[RECORDS SHOWN start]

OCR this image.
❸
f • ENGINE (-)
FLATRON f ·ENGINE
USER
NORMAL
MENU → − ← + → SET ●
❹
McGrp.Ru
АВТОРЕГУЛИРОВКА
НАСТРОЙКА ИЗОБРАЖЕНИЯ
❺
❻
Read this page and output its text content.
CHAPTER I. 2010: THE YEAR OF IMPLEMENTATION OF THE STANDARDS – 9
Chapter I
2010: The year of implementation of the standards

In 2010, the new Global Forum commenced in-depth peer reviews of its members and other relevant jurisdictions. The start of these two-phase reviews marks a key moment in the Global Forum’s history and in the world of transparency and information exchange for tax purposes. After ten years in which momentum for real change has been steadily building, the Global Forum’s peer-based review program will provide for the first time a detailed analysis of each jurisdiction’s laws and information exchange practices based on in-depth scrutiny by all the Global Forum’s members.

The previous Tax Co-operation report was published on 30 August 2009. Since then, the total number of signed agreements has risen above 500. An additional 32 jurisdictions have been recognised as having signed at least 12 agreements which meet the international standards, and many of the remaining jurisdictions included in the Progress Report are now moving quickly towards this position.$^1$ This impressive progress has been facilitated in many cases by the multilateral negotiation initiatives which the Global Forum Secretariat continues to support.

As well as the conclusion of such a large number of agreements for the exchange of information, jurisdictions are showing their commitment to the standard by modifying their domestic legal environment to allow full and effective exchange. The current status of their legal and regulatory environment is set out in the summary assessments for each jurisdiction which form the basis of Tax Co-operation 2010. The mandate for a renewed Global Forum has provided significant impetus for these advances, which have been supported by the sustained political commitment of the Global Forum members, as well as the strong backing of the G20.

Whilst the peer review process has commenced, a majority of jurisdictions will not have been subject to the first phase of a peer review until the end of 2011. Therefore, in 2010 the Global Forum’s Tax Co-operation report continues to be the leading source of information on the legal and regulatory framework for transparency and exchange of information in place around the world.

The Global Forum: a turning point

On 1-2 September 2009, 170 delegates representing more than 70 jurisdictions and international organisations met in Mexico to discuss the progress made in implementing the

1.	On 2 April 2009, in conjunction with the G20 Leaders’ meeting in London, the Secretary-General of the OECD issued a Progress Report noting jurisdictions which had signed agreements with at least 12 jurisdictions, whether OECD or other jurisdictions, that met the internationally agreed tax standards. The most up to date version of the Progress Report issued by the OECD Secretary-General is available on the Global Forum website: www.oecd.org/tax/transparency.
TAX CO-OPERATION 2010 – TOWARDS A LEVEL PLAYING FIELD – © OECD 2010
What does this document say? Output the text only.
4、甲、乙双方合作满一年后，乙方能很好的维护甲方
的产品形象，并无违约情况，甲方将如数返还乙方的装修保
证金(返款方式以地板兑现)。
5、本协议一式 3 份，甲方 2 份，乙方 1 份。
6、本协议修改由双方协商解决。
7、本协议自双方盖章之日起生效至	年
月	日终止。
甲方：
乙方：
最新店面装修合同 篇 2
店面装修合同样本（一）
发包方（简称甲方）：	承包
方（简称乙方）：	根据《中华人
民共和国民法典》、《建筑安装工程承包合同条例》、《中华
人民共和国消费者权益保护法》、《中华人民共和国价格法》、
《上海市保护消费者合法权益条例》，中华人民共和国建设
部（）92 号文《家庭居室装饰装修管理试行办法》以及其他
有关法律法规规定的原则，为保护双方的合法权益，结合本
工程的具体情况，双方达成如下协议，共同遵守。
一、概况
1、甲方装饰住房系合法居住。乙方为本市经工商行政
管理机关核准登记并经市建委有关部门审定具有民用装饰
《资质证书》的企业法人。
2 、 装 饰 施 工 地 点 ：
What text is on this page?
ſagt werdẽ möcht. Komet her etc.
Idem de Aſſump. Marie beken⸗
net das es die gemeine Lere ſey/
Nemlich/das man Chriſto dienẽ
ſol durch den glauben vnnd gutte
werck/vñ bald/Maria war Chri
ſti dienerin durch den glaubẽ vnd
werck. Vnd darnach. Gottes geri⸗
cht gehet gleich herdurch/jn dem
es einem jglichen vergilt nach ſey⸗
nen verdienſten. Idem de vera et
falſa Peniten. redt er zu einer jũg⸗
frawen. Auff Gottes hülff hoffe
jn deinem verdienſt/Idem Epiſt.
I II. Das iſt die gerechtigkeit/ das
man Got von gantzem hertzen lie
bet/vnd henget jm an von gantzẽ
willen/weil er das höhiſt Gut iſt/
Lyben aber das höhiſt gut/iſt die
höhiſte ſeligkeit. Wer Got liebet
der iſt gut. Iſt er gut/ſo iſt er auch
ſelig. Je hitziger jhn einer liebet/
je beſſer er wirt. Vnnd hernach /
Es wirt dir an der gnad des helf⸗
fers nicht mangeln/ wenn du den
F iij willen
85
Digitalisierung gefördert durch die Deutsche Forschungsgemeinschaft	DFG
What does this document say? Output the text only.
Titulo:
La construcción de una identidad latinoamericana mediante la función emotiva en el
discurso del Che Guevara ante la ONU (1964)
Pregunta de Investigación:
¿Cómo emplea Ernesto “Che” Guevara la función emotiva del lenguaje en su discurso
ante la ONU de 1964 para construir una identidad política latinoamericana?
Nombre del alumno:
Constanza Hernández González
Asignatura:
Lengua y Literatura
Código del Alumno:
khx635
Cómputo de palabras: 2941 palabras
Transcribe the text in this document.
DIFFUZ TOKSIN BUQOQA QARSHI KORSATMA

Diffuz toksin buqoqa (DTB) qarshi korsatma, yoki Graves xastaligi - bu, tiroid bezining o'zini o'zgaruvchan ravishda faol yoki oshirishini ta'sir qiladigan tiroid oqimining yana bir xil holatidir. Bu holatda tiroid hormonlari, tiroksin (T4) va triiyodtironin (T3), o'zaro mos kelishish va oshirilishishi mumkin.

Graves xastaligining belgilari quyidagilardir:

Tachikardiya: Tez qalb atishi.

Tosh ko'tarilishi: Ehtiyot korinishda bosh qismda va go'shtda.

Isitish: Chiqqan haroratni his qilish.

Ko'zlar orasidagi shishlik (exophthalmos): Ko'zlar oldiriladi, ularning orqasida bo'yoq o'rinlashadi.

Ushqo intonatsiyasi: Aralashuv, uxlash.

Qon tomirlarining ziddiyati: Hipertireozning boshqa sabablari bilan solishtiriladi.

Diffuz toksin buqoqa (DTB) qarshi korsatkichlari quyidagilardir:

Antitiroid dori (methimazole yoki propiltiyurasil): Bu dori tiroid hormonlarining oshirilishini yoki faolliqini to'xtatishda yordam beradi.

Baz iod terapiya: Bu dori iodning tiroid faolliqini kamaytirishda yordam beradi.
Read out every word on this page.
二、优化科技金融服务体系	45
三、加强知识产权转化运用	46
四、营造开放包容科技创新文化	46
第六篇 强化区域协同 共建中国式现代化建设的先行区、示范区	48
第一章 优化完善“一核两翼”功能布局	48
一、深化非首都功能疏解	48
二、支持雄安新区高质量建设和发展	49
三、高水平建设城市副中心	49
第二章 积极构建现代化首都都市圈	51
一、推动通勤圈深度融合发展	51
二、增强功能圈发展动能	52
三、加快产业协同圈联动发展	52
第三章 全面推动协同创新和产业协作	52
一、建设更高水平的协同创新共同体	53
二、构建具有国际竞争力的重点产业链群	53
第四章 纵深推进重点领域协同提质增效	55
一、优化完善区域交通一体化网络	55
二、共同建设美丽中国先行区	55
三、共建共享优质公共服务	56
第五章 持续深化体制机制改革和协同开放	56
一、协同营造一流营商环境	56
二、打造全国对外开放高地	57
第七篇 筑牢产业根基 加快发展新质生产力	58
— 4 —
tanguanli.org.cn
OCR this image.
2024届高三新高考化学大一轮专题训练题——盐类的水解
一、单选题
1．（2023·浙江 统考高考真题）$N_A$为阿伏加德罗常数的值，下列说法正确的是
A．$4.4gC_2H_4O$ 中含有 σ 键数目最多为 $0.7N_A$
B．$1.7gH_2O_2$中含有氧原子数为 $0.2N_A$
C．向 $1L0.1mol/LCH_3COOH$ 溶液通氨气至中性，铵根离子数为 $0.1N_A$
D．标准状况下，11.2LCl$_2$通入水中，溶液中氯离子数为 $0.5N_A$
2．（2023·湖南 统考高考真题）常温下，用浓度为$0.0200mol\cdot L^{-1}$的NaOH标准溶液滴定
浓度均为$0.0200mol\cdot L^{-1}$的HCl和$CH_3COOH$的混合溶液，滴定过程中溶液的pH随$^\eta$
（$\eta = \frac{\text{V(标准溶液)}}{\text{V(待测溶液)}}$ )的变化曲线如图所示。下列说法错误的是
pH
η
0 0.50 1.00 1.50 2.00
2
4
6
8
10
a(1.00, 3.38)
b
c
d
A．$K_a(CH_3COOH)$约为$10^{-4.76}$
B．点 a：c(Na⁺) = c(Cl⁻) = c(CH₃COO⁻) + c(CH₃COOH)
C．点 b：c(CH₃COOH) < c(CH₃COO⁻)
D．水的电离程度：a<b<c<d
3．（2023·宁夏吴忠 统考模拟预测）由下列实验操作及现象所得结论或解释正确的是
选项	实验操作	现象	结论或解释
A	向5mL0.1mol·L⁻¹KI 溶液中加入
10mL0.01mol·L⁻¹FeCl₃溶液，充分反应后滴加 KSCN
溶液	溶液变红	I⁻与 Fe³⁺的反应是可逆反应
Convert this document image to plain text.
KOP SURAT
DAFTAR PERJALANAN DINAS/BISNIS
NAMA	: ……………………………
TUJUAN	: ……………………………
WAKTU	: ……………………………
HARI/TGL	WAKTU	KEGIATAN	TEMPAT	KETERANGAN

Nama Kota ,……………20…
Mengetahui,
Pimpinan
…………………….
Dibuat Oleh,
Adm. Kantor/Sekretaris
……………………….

[RECORDS SHOWN end]

▶ _DESCRIPTION OF THE TASK_
Return every line containing "discurso".

▶ _FINISHED TASK_
discurso del Che Guevara ante la ONU (1964)
¿Cómo emplea Ernesto “Che” Guevara la función emotiva del lenguaje en su discurso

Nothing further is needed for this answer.